TASK DESCRIPTION
Scan the material and copy every line in which "planned" appears.
+++ SUPPLIED DATA
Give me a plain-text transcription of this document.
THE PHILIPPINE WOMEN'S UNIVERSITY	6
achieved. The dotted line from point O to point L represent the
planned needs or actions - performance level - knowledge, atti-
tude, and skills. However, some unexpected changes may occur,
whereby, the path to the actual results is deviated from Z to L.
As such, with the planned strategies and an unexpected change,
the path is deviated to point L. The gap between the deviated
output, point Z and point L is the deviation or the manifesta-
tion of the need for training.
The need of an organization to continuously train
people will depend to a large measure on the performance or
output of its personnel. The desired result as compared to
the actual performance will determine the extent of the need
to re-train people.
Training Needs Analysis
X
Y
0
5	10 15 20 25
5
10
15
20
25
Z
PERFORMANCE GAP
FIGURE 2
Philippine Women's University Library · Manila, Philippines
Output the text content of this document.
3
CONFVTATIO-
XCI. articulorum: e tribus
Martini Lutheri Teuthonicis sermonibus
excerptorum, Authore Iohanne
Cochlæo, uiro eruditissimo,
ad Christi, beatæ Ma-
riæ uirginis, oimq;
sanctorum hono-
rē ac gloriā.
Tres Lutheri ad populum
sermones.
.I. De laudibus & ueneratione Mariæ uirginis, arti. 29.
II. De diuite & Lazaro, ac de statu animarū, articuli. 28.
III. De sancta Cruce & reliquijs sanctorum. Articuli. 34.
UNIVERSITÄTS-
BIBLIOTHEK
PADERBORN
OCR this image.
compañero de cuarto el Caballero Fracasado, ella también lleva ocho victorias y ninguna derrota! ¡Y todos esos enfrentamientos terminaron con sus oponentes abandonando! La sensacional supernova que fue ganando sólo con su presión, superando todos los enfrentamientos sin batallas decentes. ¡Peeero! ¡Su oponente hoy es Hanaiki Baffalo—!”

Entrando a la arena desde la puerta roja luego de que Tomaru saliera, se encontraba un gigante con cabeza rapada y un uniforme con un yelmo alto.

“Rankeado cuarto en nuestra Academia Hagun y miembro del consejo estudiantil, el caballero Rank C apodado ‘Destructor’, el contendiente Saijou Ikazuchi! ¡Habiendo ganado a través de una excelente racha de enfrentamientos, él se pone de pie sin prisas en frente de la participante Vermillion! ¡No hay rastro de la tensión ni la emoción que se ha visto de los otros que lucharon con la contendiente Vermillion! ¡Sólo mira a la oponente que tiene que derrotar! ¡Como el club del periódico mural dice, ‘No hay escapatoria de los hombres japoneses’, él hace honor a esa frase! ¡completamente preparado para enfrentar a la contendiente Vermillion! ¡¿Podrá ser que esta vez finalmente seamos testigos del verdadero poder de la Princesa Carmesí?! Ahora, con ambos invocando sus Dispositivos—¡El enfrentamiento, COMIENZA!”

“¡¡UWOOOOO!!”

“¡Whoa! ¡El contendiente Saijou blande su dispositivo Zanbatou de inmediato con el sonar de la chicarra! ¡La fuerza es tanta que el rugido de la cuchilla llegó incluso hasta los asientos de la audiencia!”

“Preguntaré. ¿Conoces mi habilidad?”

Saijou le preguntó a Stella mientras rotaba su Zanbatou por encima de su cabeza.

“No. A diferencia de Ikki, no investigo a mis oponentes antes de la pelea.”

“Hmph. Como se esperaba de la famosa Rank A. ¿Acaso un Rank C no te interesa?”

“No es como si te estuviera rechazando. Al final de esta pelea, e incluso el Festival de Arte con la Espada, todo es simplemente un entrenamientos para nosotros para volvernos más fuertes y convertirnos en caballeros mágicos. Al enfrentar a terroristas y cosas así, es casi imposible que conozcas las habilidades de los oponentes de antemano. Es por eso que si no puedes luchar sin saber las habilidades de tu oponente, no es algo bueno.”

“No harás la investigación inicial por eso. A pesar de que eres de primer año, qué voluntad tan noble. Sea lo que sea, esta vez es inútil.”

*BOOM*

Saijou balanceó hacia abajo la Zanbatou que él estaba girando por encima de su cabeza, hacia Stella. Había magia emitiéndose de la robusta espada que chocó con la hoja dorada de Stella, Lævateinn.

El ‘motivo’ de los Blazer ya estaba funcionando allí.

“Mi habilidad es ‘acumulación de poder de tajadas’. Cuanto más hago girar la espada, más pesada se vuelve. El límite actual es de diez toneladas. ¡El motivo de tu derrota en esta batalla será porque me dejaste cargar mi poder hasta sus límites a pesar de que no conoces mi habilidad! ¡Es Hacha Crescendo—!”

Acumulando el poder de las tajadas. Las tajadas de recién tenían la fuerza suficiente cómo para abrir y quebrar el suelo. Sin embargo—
++++++
ANSWER IN FULL
planned needs or actions - performance level - knowledge, atti-
As such, with the planned strategies and an unexpected change,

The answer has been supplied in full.